## WHAT THIS TASK INVOLVES
Recast every line of the records below as a single numbered list, skipping blank lines and leaving out the pictures.

## RECORDS SHOWN

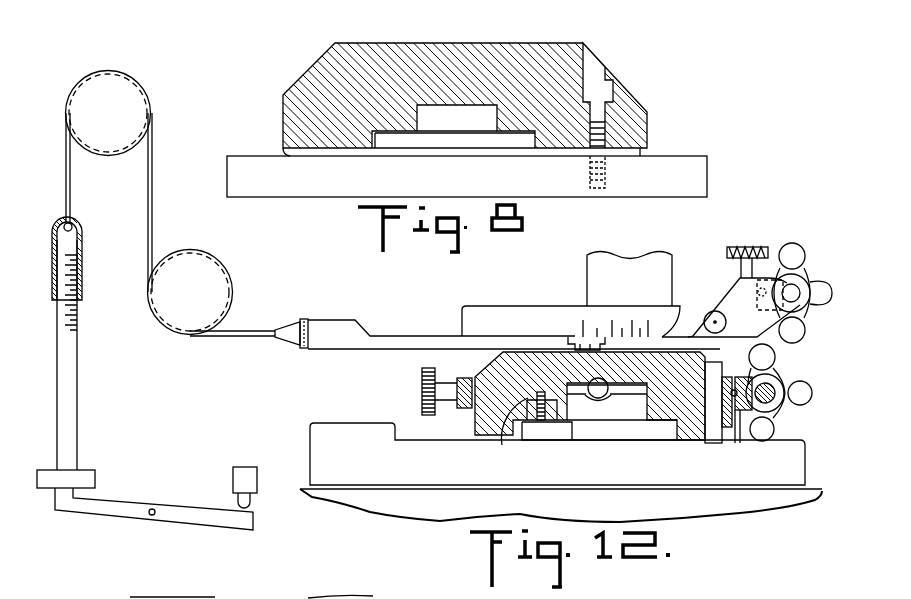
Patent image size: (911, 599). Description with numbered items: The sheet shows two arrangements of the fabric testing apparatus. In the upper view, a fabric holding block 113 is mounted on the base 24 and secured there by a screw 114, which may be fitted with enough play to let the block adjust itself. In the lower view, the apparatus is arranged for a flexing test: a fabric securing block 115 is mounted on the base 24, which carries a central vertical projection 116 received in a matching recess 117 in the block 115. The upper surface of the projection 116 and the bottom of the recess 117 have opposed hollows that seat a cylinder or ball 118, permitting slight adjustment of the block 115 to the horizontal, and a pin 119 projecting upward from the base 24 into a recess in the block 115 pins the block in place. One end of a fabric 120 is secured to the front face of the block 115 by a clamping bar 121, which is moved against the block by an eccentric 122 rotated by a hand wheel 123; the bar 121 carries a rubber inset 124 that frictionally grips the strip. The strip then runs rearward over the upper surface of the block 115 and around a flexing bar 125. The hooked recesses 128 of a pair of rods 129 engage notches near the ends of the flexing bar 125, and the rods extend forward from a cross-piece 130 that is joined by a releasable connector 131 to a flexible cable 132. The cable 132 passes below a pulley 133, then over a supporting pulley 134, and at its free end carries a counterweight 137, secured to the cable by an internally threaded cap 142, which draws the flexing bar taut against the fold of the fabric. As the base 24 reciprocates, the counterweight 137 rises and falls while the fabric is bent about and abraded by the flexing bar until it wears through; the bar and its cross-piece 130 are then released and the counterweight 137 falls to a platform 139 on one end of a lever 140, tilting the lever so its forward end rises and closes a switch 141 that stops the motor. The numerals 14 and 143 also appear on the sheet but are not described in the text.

In FIG. 8, the fabric holding block 113 is at (543, 48).
In FIG. 8, the screw 114 is at (597, 117).
In FIG. 8, the base 24 is at (690, 165).
In FIG. 12, the base 24 is at (322, 465).
In FIG. 12, the supporting pulley 134 is at (140, 112).
In FIG. 12, the pulley 133 is at (215, 275).
In FIG. 12, the flexible cable 132 is at (72, 185).
In FIG. 12, the internally threaded cap 142 is at (82, 248).
In FIG. 12, the counterweight 137 is at (70, 362).
In FIG. 12, the platform 139 is at (80, 478).
In FIG. 12, the lever 140 is at (100, 505).
In FIG. 12, the switch 141 is at (237, 475).
In FIG. 12, the releasable connector 131 is at (295, 325).
In FIG. 12, the cross-piece 130 is at (305, 323).
In FIG. 12, the rods 129 is at (372, 350).
In FIG. 12, the hooked recesses 128 is at (565, 345).
In FIG. 12, the flexing bar 125 is at (594, 347).
In FIG. 12, the fabric 120 is at (665, 335).
In FIG. 12, the clamping bar 121 is at (738, 378).
In FIG. 12, the hand wheel 123 is at (798, 392).
In FIG. 12, the eccentric 122 is at (773, 394).
In FIG. 12, the rubber inset 124 is at (740, 442).
In FIG. 12, the fabric securing block 115 is at (697, 440).
In FIG. 12, the pin 119 is at (500, 422).
In FIG. 12, the recess 117 is at (575, 422).
In FIG. 12, the cylinder or ball 118 is at (598, 400).
In FIG. 12, the central vertical projection 116 is at (630, 422).
In FIG. 12, the section line 14 is at (370, 595).
In FIG. 12, the member 143 is at (293, 594).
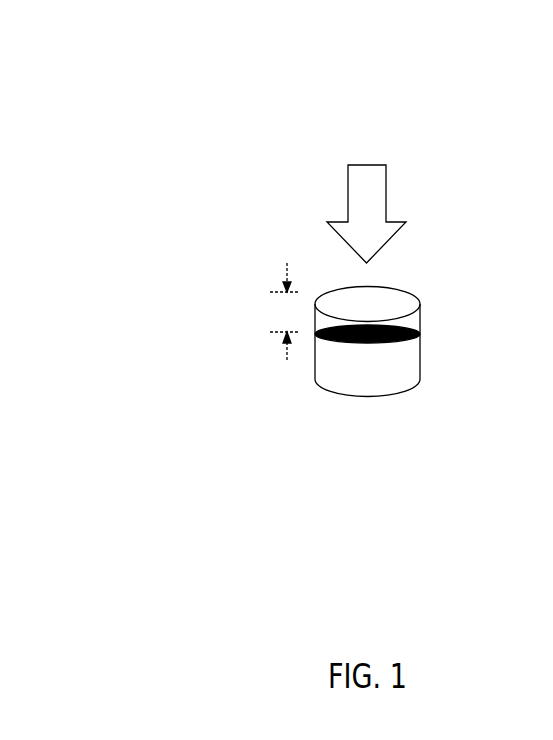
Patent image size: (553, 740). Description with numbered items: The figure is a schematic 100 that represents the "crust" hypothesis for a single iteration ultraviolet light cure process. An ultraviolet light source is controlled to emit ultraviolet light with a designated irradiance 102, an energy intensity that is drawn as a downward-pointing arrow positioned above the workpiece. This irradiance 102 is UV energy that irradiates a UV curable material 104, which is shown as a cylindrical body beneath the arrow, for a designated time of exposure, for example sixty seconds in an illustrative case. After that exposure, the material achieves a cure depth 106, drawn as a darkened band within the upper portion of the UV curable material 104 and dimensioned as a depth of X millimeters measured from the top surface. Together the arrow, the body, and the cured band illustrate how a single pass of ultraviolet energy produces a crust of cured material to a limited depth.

The schematic 100 is at (112, 85).
The irradiance 102 is at (380, 190).
The UV curable material 104 is at (348, 397).
The cure depth 106 is at (420, 332).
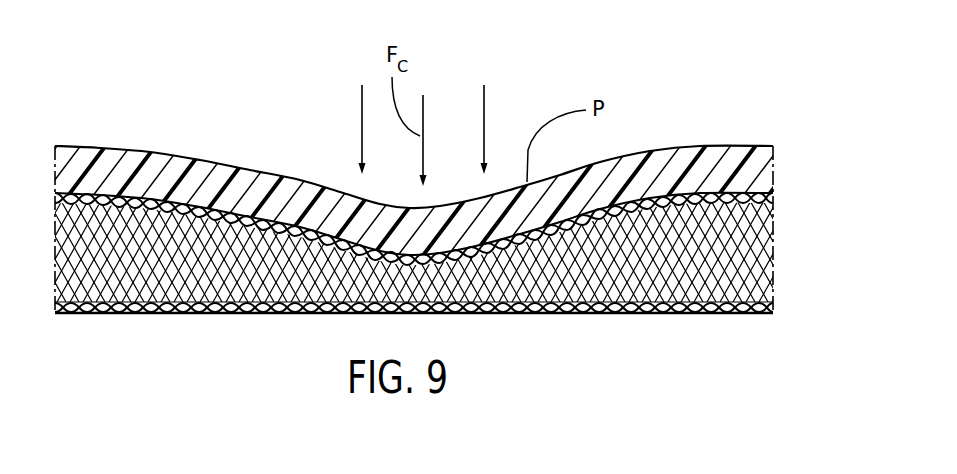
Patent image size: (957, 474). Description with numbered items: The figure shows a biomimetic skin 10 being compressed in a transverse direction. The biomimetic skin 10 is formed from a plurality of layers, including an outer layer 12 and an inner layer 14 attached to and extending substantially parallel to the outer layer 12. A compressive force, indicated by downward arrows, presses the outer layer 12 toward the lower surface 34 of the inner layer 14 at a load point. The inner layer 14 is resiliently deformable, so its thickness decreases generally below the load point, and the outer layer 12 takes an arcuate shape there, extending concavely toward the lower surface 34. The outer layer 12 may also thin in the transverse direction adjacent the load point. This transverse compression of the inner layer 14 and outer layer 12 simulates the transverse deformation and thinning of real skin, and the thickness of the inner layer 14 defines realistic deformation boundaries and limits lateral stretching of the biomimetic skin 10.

## SOLUTION TO THIS PROBLEM
1. Patent image size: (911, 599). Description with numbered items: The sheet shows two arrangements of the fabric testing apparatus. In the upper view, a fabric holding block 113 is mounted on the base 24 and secured there by a screw 114, which may be fitted with enough play to let the block adjust itself. In the lower view, the apparatus is arranged for a flexing test: a fabric securing block 115 is mounted on the base 24, which carries a central vertical projection 116 received in a matching recess 117 in the block 115. The upper surface of the projection 116 and the bottom of the recess 117 have opposed hollows that seat a cylinder or ball 118, permitting slight adjustment of the block 115 to the horizontal, and a pin 119 projecting upward from the base 24 into a recess in the block 115 pins the block in place. One end of a fabric 120 is secured to the front face of the block 115 by a clamping bar 121, which is moved against the block by an eccentric 122 rotated by a hand wheel 123; the bar 121 carries a rubber inset 124 that frictionally grips the strip. The strip then runs rearward over the upper surface of the block 115 and around a flexing bar 125. The hooked recesses 128 of a pair of rods 129 engage notches near the ends of the flexing bar 125, and the rods extend forward from a cross-piece 130 that is joined by a releasable connector 131 to a flexible cable 132. The cable 132 passes below a pulley 133, then over a supporting pulley 134, and at its free end carries a counterweight 137, secured to the cable by an internally threaded cap 142, which draws the flexing bar taut against the fold of the fabric. As the base 24 reciprocates, the counterweight 137 rises and falls while the fabric is bent about and abraded by the flexing bar until it wears through; the bar and its cross-piece 130 are then released and the counterweight 137 falls to a platform 139 on one end of a lever 140, tilting the lever so its forward end rises and closes a switch 141 that stops the motor. The numerals 14 and 143 also appear on the sheet but are not described in the text.
2. In FIG. 8, the fabric holding block 113 is at (543, 48).
3. In FIG. 8, the screw 114 is at (597, 117).
4. In FIG. 8, the base 24 is at (690, 165).
5. In FIG. 12, the base 24 is at (322, 465).
6. In FIG. 12, the supporting pulley 134 is at (140, 112).
7. In FIG. 12, the pulley 133 is at (215, 275).
8. In FIG. 12, the flexible cable 132 is at (72, 185).
9. In FIG. 12, the internally threaded cap 142 is at (82, 248).
10. In FIG. 12, the counterweight 137 is at (70, 362).
11. In FIG. 12, the platform 139 is at (80, 478).
12. In FIG. 12, the lever 140 is at (100, 505).
13. In FIG. 12, the switch 141 is at (237, 475).
14. In FIG. 12, the releasable connector 131 is at (295, 325).
15. In FIG. 12, the cross-piece 130 is at (305, 323).
16. In FIG. 12, the rods 129 is at (372, 350).
17. In FIG. 12, the hooked recesses 128 is at (565, 345).
18. In FIG. 12, the flexing bar 125 is at (594, 347).
19. In FIG. 12, the fabric 120 is at (665, 335).
20. In FIG. 12, the clamping bar 121 is at (738, 378).
21. In FIG. 12, the hand wheel 123 is at (798, 392).
22. In FIG. 12, the eccentric 122 is at (773, 394).
23. In FIG. 12, the rubber inset 124 is at (740, 442).
24. In FIG. 12, the fabric securing block 115 is at (697, 440).
25. In FIG. 12, the pin 119 is at (500, 422).
26. In FIG. 12, the recess 117 is at (575, 422).
27. In FIG. 12, the cylinder or ball 118 is at (598, 400).
28. In FIG. 12, the central vertical projection 116 is at (630, 422).
29. In FIG. 12, the section line 14 is at (370, 595).
30. In FIG. 12, the member 143 is at (293, 594).
31. Patent image size: (553, 740). Description with numbered items: The figure is a schematic 100 that represents the "crust" hypothesis for a single iteration ultraviolet light cure process. An ultraviolet light source is controlled to emit ultraviolet light with a designated irradiance 102, an energy intensity that is drawn as a downward-pointing arrow positioned above the workpiece. This irradiance 102 is UV energy that irradiates a UV curable material 104, which is shown as a cylindrical body beneath the arrow, for a designated time of exposure, for example sixty seconds in an illustrative case. After that exposure, the material achieves a cure depth 106, drawn as a darkened band within the upper portion of the UV curable material 104 and dimensioned as a depth of X millimeters measured from the top surface. Together the arrow, the body, and the cured band illustrate how a single pass of ultraviolet energy produces a crust of cured material to a limited depth.
32. The schematic 100 is at (112, 85).
33. The irradiance 102 is at (380, 190).
34. The UV curable material 104 is at (348, 397).
35. The cure depth 106 is at (420, 332).
36. Patent image size: (957, 474). Description with numbered items: The figure shows a biomimetic skin 10 being compressed in a transverse direction. The biomimetic skin 10 is formed from a plurality of layers, including an outer layer 12 and an inner layer 14 attached to and extending substantially parallel to the outer layer 12. A compressive force, indicated by downward arrows, presses the outer layer 12 toward the lower surface 34 of the inner layer 14 at a load point. The inner layer 14 is resiliently deformable, so its thickness decreases generally below the load point, and the outer layer 12 takes an arcuate shape there, extending concavely toward the lower surface 34. The outer layer 12 may also thin in the transverse direction adjacent the load point. This transverse compression of the inner layer 14 and outer layer 12 simulates the transverse deformation and thinning of real skin, and the thickness of the inner layer 14 defines realistic deformation boundaries and limits lateral stretching of the biomimetic skin 10.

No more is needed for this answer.